> **What you should do**
Show each line that has the string "fosses" in it.

> **Exercise data**
--------
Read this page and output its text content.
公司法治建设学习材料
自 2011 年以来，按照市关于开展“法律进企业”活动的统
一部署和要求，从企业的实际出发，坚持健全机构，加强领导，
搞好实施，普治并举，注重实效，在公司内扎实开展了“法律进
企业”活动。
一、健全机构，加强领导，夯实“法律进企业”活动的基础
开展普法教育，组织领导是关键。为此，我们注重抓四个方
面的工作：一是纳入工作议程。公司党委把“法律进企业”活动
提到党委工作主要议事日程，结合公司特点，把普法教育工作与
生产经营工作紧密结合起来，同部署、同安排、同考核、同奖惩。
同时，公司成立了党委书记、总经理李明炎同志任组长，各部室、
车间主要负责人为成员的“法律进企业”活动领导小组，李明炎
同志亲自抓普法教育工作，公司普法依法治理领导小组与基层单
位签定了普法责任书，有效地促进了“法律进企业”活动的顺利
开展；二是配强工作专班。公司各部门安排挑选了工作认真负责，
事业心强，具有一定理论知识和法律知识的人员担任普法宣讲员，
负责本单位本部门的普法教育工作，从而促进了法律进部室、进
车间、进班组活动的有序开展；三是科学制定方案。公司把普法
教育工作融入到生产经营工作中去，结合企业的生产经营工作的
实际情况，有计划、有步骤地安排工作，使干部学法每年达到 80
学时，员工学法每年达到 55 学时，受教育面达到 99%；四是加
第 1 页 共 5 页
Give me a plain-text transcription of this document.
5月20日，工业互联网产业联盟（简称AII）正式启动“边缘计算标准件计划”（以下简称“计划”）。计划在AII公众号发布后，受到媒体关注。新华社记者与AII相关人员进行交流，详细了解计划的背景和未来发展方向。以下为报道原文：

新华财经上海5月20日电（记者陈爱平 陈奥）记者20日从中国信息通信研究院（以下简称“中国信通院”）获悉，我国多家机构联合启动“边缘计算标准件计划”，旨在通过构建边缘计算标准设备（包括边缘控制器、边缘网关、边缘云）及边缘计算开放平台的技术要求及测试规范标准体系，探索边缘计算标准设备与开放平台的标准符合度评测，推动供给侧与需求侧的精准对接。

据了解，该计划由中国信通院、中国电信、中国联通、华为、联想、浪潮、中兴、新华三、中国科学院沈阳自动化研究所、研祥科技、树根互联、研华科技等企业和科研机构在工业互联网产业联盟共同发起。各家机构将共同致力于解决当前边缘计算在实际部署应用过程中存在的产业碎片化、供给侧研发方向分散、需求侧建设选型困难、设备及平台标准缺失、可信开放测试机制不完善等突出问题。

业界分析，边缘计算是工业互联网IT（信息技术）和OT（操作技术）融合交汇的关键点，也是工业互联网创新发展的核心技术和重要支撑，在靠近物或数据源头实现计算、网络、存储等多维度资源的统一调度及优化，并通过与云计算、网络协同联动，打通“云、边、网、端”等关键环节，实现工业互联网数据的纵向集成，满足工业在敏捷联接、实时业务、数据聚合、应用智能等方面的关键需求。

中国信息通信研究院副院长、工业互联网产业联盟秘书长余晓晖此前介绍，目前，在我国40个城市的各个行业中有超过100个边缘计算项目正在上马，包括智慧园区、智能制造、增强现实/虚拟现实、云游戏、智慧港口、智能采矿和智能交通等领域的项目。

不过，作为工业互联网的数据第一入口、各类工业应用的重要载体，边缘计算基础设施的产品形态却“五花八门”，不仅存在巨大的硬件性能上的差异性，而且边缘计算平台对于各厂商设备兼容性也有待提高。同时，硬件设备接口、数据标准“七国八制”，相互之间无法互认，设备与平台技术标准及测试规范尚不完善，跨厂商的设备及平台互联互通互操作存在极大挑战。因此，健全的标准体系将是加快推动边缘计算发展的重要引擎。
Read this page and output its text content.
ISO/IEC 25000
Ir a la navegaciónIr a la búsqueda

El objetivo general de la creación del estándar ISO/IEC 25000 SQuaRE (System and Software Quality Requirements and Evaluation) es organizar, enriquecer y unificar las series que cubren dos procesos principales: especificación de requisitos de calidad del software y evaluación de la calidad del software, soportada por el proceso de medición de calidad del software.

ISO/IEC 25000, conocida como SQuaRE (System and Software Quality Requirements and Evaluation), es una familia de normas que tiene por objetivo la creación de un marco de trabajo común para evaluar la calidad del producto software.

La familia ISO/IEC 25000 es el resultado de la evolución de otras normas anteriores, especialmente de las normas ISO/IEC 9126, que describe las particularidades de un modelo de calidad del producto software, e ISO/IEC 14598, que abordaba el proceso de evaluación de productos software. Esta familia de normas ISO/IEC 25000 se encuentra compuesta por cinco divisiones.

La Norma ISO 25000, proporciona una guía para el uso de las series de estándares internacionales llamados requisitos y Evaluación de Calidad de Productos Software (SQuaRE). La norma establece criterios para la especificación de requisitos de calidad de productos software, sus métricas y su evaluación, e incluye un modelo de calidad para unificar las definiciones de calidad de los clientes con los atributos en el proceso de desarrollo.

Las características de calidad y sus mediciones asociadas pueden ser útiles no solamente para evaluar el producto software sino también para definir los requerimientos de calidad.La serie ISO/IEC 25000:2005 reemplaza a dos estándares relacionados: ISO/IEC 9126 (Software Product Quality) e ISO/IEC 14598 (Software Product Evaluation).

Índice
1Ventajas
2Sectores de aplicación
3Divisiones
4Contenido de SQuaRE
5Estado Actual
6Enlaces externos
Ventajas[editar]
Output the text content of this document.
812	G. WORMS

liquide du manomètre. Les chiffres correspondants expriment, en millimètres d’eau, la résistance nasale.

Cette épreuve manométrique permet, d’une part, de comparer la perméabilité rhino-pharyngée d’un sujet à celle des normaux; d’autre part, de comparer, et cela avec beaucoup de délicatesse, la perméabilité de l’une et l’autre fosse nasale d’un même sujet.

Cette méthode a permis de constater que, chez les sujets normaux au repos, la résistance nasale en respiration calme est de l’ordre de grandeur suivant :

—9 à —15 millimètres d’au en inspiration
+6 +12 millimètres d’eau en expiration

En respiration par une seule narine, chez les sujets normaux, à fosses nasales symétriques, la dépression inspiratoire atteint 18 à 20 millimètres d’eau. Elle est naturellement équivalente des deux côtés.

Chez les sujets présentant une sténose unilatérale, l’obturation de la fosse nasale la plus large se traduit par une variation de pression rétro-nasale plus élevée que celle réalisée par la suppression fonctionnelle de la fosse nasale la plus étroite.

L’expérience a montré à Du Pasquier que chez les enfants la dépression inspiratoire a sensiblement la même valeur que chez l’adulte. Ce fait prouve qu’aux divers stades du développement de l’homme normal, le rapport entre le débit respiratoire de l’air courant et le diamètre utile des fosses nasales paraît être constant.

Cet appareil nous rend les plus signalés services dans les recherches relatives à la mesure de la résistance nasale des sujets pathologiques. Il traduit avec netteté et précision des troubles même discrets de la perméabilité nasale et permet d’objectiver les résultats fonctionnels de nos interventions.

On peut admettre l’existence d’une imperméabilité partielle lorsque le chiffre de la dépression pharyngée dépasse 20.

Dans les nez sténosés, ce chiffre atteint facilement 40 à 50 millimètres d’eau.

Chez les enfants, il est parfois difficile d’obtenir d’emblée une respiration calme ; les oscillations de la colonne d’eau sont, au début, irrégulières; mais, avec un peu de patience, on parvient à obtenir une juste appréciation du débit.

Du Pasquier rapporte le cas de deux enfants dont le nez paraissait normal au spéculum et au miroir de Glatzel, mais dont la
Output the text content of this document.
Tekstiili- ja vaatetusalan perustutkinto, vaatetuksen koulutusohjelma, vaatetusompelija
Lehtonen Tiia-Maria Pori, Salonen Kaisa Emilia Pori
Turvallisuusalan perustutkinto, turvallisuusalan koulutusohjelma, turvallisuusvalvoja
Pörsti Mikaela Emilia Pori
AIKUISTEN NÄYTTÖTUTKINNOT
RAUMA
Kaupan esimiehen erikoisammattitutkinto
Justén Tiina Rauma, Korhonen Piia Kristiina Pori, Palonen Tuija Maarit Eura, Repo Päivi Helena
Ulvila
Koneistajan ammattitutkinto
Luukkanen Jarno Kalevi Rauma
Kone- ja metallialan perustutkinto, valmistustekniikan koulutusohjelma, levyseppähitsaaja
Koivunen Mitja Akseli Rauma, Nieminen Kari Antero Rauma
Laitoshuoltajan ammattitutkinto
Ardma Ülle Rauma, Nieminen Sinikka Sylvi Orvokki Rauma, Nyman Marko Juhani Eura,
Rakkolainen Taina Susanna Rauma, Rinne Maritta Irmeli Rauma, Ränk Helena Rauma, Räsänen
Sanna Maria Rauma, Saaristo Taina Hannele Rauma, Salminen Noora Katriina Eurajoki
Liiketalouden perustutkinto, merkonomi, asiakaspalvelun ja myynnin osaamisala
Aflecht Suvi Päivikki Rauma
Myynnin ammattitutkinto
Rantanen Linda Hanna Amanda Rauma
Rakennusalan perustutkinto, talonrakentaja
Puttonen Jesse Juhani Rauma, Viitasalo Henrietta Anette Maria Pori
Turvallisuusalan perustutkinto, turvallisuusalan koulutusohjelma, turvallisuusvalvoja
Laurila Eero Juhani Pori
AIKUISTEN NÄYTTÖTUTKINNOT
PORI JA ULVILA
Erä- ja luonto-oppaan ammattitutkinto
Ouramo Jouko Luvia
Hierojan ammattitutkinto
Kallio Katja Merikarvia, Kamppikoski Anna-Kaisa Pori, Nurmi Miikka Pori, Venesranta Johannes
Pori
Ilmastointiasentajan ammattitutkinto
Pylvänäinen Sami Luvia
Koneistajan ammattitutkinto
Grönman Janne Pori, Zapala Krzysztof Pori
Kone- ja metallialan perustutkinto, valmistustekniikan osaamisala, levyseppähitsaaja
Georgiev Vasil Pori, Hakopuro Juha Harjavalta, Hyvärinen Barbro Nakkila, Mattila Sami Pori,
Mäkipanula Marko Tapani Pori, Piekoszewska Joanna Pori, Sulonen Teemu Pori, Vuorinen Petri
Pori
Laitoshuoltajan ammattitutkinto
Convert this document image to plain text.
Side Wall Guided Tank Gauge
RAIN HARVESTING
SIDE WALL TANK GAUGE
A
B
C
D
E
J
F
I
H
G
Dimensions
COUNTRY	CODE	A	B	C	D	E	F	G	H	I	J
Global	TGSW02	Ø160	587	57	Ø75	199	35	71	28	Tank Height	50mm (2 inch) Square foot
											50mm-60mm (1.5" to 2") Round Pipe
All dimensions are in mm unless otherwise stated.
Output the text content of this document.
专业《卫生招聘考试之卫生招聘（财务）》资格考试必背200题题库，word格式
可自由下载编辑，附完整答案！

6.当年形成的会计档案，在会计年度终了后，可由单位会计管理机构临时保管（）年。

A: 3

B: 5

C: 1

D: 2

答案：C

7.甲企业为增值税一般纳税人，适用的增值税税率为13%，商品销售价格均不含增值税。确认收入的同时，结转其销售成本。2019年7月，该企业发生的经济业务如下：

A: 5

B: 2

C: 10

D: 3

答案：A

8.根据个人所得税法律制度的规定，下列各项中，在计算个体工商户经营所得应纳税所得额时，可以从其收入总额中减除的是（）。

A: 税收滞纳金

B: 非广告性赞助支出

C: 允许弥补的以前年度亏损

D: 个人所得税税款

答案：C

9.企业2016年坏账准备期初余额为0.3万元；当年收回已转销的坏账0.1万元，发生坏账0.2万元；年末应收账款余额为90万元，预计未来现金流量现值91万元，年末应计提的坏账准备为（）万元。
--------
> **Written answer**
En respiration par une seule narine, chez les sujets normaux, à fosses nasales symétriques, la dépression inspiratoire atteint 18 à 20 millimètres d’eau. Elle est naturellement équivalente des deux côtés.
L’expérience a montré à Du Pasquier que chez les enfants la dépression inspiratoire a sensiblement la même valeur que chez l’adulte. Ce fait prouve qu’aux divers stades du développement de l’homme normal, le rapport entre le débit respiratoire de l’air courant et le diamètre utile des fosses nasales paraît être constant.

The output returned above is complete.